◆ Input data
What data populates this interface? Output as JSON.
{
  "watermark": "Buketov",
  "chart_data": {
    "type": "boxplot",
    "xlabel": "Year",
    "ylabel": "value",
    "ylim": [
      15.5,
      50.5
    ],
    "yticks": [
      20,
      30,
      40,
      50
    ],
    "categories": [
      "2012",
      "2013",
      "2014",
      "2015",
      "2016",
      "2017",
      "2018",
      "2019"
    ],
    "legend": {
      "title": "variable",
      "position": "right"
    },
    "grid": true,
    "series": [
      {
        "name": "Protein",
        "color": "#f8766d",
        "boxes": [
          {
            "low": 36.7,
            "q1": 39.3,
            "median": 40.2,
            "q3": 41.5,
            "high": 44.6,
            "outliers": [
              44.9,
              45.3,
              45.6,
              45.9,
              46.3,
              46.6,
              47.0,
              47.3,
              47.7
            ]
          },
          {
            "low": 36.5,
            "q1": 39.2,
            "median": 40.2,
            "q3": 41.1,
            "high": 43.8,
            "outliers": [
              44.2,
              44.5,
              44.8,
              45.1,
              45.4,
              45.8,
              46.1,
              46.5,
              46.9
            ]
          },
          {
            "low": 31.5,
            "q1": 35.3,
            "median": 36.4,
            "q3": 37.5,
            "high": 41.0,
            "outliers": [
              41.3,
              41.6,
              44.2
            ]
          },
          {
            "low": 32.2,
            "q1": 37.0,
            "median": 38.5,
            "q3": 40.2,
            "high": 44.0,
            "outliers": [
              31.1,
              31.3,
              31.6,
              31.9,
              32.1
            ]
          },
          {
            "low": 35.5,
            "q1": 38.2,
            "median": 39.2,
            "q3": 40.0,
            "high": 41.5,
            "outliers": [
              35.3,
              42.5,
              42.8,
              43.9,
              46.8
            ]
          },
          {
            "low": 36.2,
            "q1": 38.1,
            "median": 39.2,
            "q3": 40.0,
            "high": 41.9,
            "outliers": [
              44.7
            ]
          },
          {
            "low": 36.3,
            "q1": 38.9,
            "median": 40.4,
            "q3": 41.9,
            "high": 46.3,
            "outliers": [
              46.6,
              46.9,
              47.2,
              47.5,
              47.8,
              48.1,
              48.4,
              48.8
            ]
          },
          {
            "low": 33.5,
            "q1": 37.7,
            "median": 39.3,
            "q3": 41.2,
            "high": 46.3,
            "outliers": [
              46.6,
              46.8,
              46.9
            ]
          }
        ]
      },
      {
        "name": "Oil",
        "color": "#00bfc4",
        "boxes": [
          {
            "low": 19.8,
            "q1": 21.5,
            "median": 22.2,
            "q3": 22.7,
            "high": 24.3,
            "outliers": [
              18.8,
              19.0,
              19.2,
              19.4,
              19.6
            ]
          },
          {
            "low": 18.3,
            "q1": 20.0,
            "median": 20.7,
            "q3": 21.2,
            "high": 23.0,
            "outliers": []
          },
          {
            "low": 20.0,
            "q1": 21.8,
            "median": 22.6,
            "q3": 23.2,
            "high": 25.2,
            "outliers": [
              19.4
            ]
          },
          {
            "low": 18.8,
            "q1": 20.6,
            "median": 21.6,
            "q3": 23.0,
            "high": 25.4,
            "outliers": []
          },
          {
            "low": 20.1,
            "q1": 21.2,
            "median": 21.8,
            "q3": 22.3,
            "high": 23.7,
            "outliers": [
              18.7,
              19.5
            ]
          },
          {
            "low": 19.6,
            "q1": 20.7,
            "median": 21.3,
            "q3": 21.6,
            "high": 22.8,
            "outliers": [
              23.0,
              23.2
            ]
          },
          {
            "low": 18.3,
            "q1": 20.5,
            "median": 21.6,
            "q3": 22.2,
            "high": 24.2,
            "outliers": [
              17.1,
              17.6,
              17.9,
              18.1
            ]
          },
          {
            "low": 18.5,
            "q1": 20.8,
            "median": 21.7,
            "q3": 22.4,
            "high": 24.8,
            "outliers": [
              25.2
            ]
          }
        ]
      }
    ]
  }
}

◆ Work instruction
Set down the entries verbatim, leaving none out.

◆ Response to the exercise
What data populates this interface? Output as JSON.
{
  "watermark": "Buketov",
  "chart_data": {
    "type": "boxplot",
    "xlabel": "Year",
    "ylabel": "value",
    "ylim": [
      15.5,
      50.5
    ],
    "yticks": [
      20,
      30,
      40,
      50
    ],
    "categories": [
      "2012",
      "2013",
      "2014",
      "2015",
      "2016",
      "2017",
      "2018",
      "2019"
    ],
    "legend": {
      "title": "variable",
      "position": "right"
    },
    "grid": true,
    "series": [
      {
        "name": "Protein",
        "color": "#f8766d",
        "boxes": [
          {
            "low": 36.7,
            "q1": 39.3,
            "median": 40.2,
            "q3": 41.5,
            "high": 44.6,
            "outliers": [
              44.9,
              45.3,
              45.6,
              45.9,
              46.3,
              46.6,
              47.0,
              47.3,
              47.7
            ]
          },
          {
            "low": 36.5,
            "q1": 39.2,
            "median": 40.2,
            "q3": 41.1,
            "high": 43.8,
            "outliers": [
              44.2,
              44.5,
              44.8,
              45.1,
              45.4,
              45.8,
              46.1,
              46.5,
              46.9
            ]
          },
          {
            "low": 31.5,
            "q1": 35.3,
            "median": 36.4,
            "q3": 37.5,
            "high": 41.0,
            "outliers": [
              41.3,
              41.6,
              44.2
            ]
          },
          {
            "low": 32.2,
            "q1": 37.0,
            "median": 38.5,
            "q3": 40.2,
            "high": 44.0,
            "outliers": [
              31.1,
              31.3,
              31.6,
              31.9,
              32.1
            ]
          },
          {
            "low": 35.5,
            "q1": 38.2,
            "median": 39.2,
            "q3": 40.0,
            "high": 41.5,
            "outliers": [
              35.3,
              42.5,
              42.8,
              43.9,
              46.8
            ]
          },
          {
            "low": 36.2,
            "q1": 38.1,
            "median": 39.2,
            "q3": 40.0,
            "high": 41.9,
            "outliers": [
              44.7
            ]
          },
          {
            "low": 36.3,
            "q1": 38.9,
            "median": 40.4,
            "q3": 41.9,
            "high": 46.3,
            "outliers": [
              46.6,
              46.9,
              47.2,
              47.5,
              47.8,
              48.1,
              48.4,
              48.8
            ]
          },
          {
            "low": 33.5,
            "q1": 37.7,
            "median": 39.3,
            "q3": 41.2,
            "high": 46.3,
            "outliers": [
              46.6,
              46.8,
              46.9
            ]
          }
        ]
      },
      {
        "name": "Oil",
        "color": "#00bfc4",
        "boxes": [
          {
            "low": 19.8,
            "q1": 21.5,
            "median": 22.2,
            "q3": 22.7,
            "high": 24.3,
            "outliers": [
              18.8,
              19.0,
              19.2,
              19.4,
              19.6
            ]
          },
          {
            "low": 18.3,
            "q1": 20.0,
            "median": 20.7,
            "q3": 21.2,
            "high": 23.0,
            "outliers": []
          },
          {
            "low": 20.0,
            "q1": 21.8,
            "median": 22.6,
            "q3": 23.2,
            "high": 25.2,
            "outliers": [
              19.4
            ]
          },
          {
            "low": 18.8,
            "q1": 20.6,
            "median": 21.6,
            "q3": 23.0,
            "high": 25.4,
            "outliers": []
          },
          {
            "low": 20.1,
            "q1": 21.2,
            "median": 21.8,
            "q3": 22.3,
            "high": 23.7,
            "outliers": [
              18.7,
              19.5
            ]
          },
          {
            "low": 19.6,
            "q1": 20.7,
            "median": 21.3,
            "q3": 21.6,
            "high": 22.8,
            "outliers": [
              23.0,
              23.2
            ]
          },
          {
            "low": 18.3,
            "q1": 20.5,
            "median": 21.6,
            "q3": 22.2,
            "high": 24.2,
            "outliers": [
              17.1,
              17.6,
              17.9,
              18.1
            ]
          },
          {
            "low": 18.5,
            "q1": 20.8,
            "median": 21.7,
            "q3": 22.4,
            "high": 24.8,
            "outliers": [
              25.2
            ]
          }
        ]
      }
    ]
  }
}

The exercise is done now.